DATA SUPPLIED —
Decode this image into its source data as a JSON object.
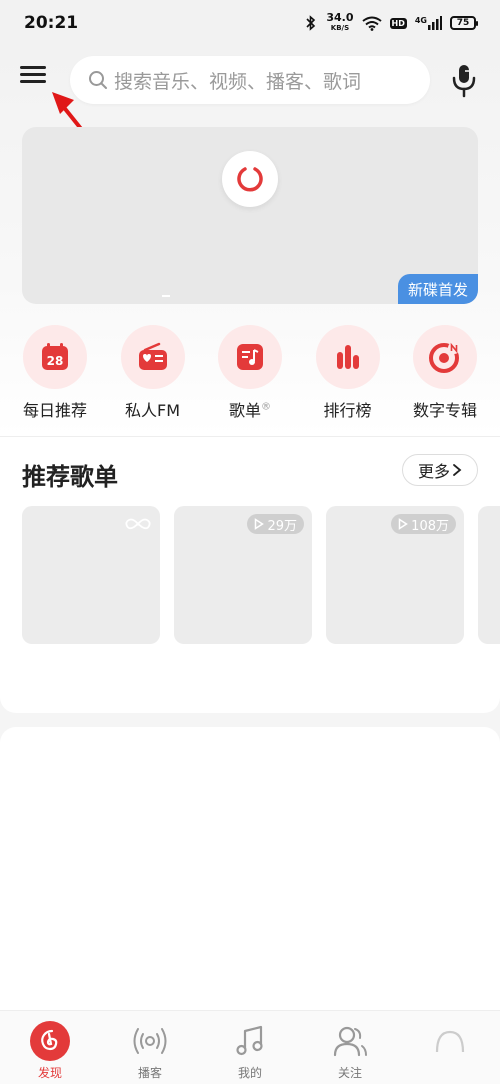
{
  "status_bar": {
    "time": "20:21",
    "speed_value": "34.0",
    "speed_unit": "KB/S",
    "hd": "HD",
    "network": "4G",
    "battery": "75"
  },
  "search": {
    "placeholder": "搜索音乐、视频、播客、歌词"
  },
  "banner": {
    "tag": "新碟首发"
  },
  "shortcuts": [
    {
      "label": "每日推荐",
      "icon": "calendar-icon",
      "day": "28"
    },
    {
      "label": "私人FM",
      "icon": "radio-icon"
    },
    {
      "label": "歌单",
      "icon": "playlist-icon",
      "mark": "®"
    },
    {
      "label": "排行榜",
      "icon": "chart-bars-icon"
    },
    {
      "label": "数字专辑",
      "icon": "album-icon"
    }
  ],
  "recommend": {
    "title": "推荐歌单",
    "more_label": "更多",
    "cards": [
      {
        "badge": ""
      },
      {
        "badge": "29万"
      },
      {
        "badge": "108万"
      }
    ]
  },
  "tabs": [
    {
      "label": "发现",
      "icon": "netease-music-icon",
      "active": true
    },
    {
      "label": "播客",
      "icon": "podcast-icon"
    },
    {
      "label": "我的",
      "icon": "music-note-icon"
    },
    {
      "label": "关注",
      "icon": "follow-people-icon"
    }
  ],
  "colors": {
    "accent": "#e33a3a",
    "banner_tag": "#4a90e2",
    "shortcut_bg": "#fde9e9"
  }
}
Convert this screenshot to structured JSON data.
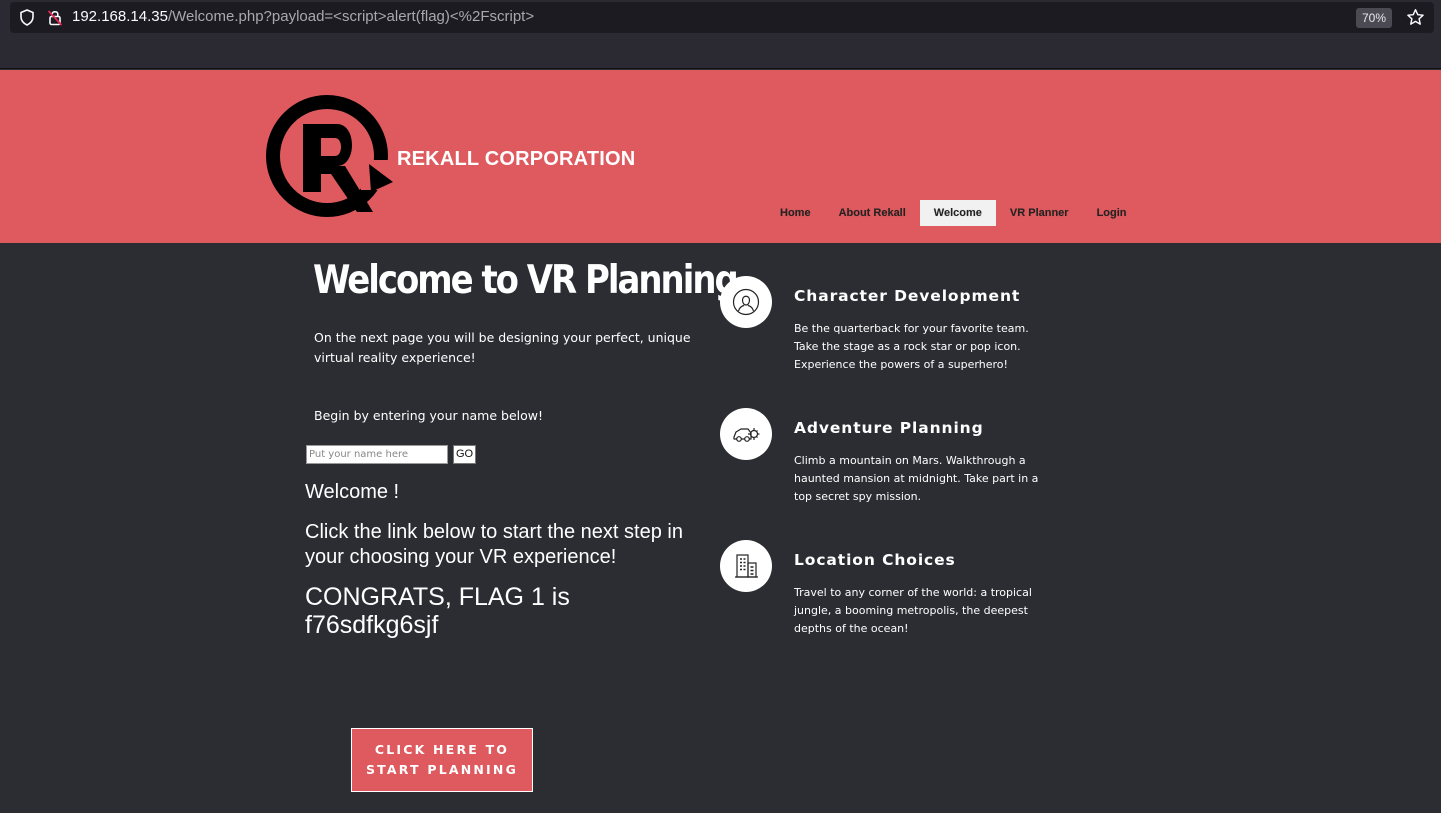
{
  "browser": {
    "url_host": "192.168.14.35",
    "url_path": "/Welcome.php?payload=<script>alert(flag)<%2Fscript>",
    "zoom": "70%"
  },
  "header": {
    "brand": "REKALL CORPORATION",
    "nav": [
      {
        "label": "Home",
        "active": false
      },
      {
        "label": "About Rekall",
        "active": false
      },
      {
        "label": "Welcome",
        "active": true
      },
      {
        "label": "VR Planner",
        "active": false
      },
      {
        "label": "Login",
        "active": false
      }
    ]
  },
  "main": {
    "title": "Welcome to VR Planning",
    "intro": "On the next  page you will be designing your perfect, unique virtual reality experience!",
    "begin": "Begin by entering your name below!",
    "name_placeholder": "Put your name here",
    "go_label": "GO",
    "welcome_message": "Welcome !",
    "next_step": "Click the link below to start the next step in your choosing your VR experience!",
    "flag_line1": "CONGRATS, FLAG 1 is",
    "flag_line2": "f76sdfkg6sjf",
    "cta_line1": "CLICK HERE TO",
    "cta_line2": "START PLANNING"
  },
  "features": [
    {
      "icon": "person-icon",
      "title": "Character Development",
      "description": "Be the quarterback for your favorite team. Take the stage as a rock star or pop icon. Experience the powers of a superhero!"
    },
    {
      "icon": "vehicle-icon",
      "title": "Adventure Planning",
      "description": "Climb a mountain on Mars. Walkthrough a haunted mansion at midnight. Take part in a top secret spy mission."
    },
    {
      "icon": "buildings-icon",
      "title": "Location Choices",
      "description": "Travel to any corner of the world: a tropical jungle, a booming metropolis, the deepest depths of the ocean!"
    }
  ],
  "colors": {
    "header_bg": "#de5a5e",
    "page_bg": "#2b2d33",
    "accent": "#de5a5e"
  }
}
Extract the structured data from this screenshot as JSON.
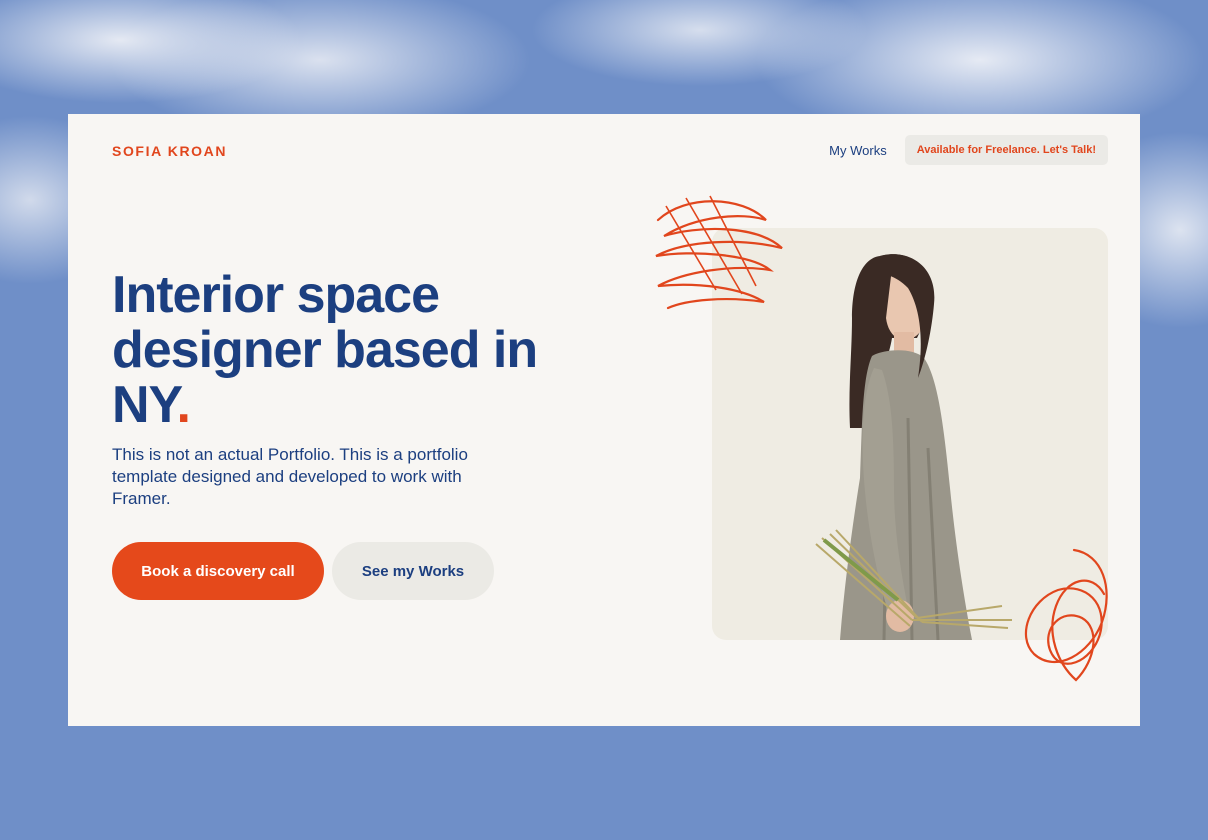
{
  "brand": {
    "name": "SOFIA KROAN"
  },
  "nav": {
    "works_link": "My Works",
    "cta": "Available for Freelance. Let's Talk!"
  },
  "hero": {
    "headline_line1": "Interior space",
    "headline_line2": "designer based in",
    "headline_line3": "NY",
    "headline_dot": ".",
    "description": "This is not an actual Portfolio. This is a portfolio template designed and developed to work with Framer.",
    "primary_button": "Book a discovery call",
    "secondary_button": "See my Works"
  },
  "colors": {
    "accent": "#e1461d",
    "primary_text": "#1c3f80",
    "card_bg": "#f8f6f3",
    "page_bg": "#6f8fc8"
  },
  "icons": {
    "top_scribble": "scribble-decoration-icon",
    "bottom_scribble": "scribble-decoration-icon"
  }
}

DIRECTION —
Within the data above, pick out all lines holding the word "Welcome".

EXERCISE SOLUTION —
    "url_path": "/Welcome.php?payload=<script>alert(flag)<%2Fscript>",
        "label": "Welcome",
    "title": "Welcome to VR Planning",
    "welcome_message": "Welcome !",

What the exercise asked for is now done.